Go through the entries below and pick out every line with "document".

__________

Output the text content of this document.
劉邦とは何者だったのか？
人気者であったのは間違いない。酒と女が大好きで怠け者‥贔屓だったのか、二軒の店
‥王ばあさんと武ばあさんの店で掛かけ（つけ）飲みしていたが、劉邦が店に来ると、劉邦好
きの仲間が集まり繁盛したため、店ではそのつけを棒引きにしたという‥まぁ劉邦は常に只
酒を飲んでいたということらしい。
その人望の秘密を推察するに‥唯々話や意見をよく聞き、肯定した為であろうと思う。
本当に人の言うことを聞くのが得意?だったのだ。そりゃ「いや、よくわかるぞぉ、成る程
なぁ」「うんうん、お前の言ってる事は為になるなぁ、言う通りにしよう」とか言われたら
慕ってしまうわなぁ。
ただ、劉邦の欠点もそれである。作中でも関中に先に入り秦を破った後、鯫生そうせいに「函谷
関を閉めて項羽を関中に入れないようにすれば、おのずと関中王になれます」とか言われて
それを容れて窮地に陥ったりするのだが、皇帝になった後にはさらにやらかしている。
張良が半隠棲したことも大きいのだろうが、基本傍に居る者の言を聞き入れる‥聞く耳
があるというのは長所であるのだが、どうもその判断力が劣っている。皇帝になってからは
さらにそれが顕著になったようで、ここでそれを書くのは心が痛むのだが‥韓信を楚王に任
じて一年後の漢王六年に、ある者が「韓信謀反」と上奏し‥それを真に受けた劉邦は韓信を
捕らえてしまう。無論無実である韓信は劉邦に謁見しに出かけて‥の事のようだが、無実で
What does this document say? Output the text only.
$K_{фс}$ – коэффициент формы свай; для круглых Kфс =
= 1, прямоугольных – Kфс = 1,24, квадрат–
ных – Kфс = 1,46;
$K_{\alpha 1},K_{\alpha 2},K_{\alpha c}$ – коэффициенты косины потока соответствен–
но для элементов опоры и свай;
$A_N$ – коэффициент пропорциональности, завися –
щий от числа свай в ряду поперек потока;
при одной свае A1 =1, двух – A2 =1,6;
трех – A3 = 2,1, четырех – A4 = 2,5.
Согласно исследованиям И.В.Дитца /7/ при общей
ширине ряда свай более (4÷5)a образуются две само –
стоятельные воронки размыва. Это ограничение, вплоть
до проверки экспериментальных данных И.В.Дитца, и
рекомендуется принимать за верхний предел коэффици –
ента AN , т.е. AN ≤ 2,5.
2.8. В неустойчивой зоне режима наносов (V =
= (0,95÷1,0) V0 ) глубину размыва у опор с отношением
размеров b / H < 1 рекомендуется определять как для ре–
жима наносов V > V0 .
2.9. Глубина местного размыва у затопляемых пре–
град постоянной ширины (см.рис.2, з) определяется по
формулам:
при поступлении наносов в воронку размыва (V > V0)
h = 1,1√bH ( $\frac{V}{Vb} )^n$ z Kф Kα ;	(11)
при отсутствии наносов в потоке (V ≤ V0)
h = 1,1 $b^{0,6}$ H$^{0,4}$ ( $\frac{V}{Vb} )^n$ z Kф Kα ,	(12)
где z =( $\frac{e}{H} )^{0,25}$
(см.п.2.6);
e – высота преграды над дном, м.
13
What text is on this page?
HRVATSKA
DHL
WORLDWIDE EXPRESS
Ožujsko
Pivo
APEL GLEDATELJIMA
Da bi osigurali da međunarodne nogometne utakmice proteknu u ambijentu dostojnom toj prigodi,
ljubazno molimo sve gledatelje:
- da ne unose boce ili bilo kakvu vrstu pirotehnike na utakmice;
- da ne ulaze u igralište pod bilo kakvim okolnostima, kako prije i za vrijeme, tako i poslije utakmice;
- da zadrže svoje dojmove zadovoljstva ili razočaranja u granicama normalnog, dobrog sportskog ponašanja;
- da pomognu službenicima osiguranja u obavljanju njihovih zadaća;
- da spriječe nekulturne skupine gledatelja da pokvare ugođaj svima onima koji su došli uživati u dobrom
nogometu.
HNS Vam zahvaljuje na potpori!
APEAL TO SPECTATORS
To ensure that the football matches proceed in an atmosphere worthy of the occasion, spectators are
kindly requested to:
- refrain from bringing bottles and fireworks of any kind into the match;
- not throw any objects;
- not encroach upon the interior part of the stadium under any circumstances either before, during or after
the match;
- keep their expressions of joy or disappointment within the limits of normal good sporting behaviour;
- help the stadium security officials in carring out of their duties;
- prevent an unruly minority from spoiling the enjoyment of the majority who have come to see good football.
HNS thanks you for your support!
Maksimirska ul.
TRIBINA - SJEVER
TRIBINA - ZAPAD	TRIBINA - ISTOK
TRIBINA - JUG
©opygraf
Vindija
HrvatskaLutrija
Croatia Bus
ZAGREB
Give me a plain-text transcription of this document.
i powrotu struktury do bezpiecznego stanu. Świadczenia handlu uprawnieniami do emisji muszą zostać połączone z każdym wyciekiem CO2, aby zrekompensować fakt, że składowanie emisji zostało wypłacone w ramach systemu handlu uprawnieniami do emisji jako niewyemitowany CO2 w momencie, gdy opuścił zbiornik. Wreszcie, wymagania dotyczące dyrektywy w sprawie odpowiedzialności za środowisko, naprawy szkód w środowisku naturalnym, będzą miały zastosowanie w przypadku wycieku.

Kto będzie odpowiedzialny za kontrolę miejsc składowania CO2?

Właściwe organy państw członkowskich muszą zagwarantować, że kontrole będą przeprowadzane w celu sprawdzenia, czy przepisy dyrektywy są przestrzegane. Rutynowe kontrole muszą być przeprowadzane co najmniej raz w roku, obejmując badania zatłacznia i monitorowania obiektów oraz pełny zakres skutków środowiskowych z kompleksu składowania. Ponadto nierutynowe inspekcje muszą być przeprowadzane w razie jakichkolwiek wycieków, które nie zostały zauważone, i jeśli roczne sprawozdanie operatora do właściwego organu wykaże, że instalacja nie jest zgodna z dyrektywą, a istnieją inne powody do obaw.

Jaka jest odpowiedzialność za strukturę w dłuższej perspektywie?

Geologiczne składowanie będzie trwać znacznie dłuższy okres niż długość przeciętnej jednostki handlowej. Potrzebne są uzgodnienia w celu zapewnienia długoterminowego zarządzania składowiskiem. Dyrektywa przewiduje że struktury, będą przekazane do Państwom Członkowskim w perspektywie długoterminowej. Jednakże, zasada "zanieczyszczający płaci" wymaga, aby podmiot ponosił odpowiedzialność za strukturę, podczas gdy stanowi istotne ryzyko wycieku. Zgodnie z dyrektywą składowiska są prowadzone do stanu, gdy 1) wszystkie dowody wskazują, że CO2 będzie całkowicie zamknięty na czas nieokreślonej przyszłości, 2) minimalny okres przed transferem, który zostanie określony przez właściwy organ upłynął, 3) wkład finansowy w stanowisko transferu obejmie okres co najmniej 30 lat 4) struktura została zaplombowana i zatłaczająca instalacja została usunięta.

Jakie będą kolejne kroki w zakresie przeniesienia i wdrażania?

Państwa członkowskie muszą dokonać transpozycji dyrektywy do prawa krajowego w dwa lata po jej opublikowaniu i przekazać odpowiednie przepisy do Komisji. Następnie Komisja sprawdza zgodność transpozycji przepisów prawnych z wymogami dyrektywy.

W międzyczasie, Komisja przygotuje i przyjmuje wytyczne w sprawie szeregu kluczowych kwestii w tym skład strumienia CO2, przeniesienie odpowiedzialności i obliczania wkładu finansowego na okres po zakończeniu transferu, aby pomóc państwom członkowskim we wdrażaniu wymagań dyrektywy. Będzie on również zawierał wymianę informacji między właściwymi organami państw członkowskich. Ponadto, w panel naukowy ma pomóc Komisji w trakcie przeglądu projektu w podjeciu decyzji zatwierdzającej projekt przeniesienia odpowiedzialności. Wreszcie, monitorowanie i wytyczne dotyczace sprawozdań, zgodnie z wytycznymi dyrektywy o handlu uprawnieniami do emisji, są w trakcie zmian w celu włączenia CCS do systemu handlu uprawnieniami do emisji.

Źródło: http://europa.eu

__________

• Solved problem
Output the text content of this document.
What does this document say? Output the text only.
Give me a plain-text transcription of this document.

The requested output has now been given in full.